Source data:
● ● ● ● ●

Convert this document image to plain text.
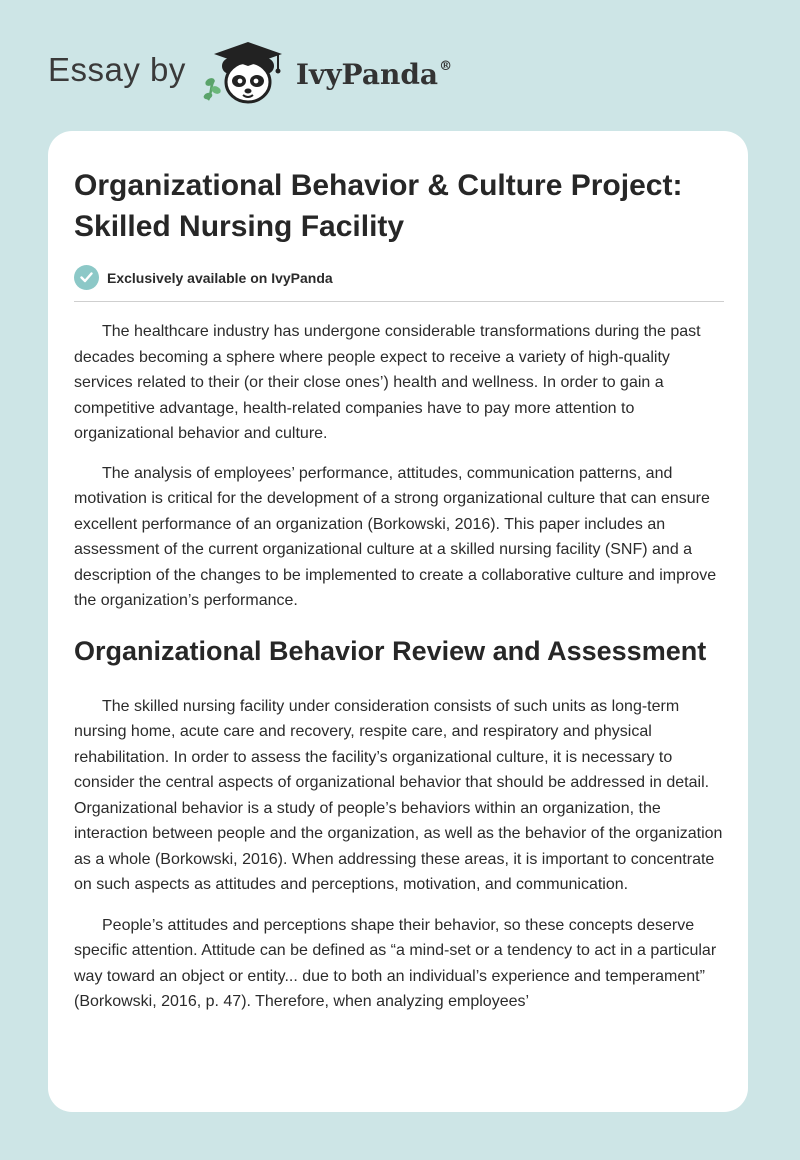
Essay by	IvyPanda®
Organizational Behavior & Culture Project: Skilled Nursing Facility
Exclusively available on IvyPanda

The healthcare industry has undergone considerable transformations during the past decades becoming a sphere where people expect to receive a variety of high-quality services related to their (or their close ones’) health and wellness. In order to gain a competitive advantage, health-related companies have to pay more attention to organizational behavior and culture.

The analysis of employees’ performance, attitudes, communication patterns, and motivation is critical for the development of a strong organizational culture that can ensure excellent performance of an organization (Borkowski, 2016). This paper includes an assessment of the current organizational culture at a skilled nursing facility (SNF) and a description of the changes to be implemented to create a collaborative culture and improve the organization’s performance.

Organizational Behavior Review and Assessment

The skilled nursing facility under consideration consists of such units as long-term nursing home, acute care and recovery, respite care, and respiratory and physical rehabilitation. In order to assess the facility’s organizational culture, it is necessary to consider the central aspects of organizational behavior that should be addressed in detail. Organizational behavior is a study of people’s behaviors within an organization, the interaction between people and the organization, as well as the behavior of the organization as a whole (Borkowski, 2016). When addressing these areas, it is important to concentrate on such aspects as attitudes and perceptions, motivation, and communication.

People’s attitudes and perceptions shape their behavior, so these concepts deserve specific attention. Attitude can be defined as “a mind-set or a tendency to act in a particular way toward an object or entity... due to both an individual’s experience and temperament” (Borkowski, 2016, p. 47). Therefore, when analyzing employees’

● ● ● ● ●

WORK TO BE COMPLETED ▸ Reproduce all of the entries word for word, skipping any pictures they hold.

SOLUTION FOR THIS TASK ▸
Convert this document image to plain text.
Essay by	IvyPanda®
Organizational Behavior & Culture Project: Skilled Nursing Facility
Exclusively available on IvyPanda

The healthcare industry has undergone considerable transformations during the past decades becoming a sphere where people expect to receive a variety of high-quality services related to their (or their close ones’) health and wellness. In order to gain a competitive advantage, health-related companies have to pay more attention to organizational behavior and culture.

The analysis of employees’ performance, attitudes, communication patterns, and motivation is critical for the development of a strong organizational culture that can ensure excellent performance of an organization (Borkowski, 2016). This paper includes an assessment of the current organizational culture at a skilled nursing facility (SNF) and a description of the changes to be implemented to create a collaborative culture and improve the organization’s performance.

Organizational Behavior Review and Assessment

The skilled nursing facility under consideration consists of such units as long-term nursing home, acute care and recovery, respite care, and respiratory and physical rehabilitation. In order to assess the facility’s organizational culture, it is necessary to consider the central aspects of organizational behavior that should be addressed in detail. Organizational behavior is a study of people’s behaviors within an organization, the interaction between people and the organization, as well as the behavior of the organization as a whole (Borkowski, 2016). When addressing these areas, it is important to concentrate on such aspects as attitudes and perceptions, motivation, and communication.

People’s attitudes and perceptions shape their behavior, so these concepts deserve specific attention. Attitude can be defined as “a mind-set or a tendency to act in a particular way toward an object or entity... due to both an individual’s experience and temperament” (Borkowski, 2016, p. 47). Therefore, when analyzing employees’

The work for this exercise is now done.